▸ Exercise brief:
From the listing below, pull out every line where the string "MQWs" appears.

* begin Dataset extract *

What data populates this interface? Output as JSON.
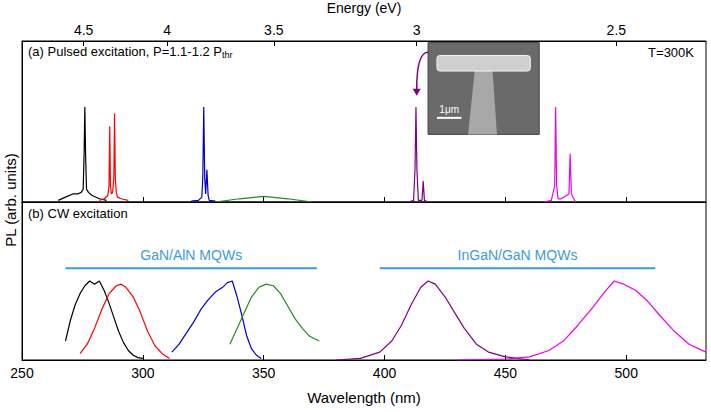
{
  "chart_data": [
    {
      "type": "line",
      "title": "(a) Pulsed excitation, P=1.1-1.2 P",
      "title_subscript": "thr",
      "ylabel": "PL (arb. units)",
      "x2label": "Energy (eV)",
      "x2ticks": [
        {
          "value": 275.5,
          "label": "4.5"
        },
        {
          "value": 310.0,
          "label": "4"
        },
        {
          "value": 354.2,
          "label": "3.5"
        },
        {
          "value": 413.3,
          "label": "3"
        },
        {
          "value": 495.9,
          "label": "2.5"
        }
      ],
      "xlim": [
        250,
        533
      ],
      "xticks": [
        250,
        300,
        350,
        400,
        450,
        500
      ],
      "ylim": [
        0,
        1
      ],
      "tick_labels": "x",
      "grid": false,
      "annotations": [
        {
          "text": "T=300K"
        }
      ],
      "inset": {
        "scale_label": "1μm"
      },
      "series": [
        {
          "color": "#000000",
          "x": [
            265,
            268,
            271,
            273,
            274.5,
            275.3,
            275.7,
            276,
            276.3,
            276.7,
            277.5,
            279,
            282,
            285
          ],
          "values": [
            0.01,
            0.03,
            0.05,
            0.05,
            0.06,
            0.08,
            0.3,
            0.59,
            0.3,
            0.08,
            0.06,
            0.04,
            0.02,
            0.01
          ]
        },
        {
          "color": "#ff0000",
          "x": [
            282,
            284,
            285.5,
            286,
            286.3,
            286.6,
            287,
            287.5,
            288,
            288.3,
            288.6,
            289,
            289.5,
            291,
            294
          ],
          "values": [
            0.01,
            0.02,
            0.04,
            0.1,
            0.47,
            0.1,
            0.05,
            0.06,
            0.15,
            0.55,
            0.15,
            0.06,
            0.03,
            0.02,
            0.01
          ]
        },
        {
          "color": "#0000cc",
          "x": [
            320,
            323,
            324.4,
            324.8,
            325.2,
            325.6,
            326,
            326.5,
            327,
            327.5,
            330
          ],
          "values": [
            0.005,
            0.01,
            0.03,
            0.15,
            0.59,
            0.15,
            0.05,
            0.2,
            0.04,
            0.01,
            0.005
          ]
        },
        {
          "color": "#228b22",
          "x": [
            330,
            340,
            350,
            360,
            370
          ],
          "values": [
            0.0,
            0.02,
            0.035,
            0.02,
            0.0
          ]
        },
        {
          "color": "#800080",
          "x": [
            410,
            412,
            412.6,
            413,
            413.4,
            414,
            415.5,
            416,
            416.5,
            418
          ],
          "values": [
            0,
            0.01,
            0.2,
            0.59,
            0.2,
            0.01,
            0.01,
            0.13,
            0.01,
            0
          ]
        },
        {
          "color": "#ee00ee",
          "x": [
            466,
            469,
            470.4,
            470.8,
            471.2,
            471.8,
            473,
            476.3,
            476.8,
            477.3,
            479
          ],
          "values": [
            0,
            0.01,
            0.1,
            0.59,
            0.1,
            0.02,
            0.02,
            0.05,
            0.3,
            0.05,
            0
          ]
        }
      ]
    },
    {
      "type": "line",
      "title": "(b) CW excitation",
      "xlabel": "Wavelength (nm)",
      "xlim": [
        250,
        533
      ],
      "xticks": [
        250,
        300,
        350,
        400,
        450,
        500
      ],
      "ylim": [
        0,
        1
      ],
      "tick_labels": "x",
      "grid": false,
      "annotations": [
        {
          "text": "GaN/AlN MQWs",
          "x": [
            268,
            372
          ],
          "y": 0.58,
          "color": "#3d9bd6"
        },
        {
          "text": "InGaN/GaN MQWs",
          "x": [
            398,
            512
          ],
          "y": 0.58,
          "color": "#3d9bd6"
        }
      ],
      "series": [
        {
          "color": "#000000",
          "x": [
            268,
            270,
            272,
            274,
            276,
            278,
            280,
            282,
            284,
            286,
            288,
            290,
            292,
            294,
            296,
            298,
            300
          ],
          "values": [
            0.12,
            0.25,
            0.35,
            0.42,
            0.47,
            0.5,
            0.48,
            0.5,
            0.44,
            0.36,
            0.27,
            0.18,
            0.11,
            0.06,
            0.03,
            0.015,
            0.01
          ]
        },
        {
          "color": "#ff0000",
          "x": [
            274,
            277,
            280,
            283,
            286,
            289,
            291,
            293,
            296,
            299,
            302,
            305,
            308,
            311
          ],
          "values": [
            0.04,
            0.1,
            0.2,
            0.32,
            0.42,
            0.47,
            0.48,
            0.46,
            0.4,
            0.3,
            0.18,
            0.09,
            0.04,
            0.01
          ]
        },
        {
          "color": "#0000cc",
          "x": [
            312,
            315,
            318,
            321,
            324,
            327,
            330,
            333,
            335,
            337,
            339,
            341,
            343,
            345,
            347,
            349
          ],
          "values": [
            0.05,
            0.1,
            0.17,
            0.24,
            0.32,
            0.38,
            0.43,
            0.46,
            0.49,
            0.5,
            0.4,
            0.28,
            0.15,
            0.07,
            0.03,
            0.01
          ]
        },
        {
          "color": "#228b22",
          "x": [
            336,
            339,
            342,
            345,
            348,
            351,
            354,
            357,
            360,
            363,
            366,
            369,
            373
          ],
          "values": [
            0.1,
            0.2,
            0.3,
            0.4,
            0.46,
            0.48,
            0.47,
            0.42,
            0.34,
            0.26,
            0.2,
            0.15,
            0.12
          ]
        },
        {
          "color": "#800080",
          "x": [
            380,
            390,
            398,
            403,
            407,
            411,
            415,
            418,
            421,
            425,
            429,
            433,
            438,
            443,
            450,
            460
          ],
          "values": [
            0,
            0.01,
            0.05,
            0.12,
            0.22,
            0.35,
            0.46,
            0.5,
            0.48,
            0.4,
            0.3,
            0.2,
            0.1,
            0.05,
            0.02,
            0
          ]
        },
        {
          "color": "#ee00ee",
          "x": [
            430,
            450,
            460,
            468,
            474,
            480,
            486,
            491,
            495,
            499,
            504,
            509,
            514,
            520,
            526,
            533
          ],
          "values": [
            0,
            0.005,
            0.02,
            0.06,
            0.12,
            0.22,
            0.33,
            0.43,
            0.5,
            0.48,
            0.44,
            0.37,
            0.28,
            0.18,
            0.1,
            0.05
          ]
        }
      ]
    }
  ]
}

* end Dataset extract *

▸ Answer:
          "text": "GaN/AlN MQWs",
          "text": "InGaN/GaN MQWs",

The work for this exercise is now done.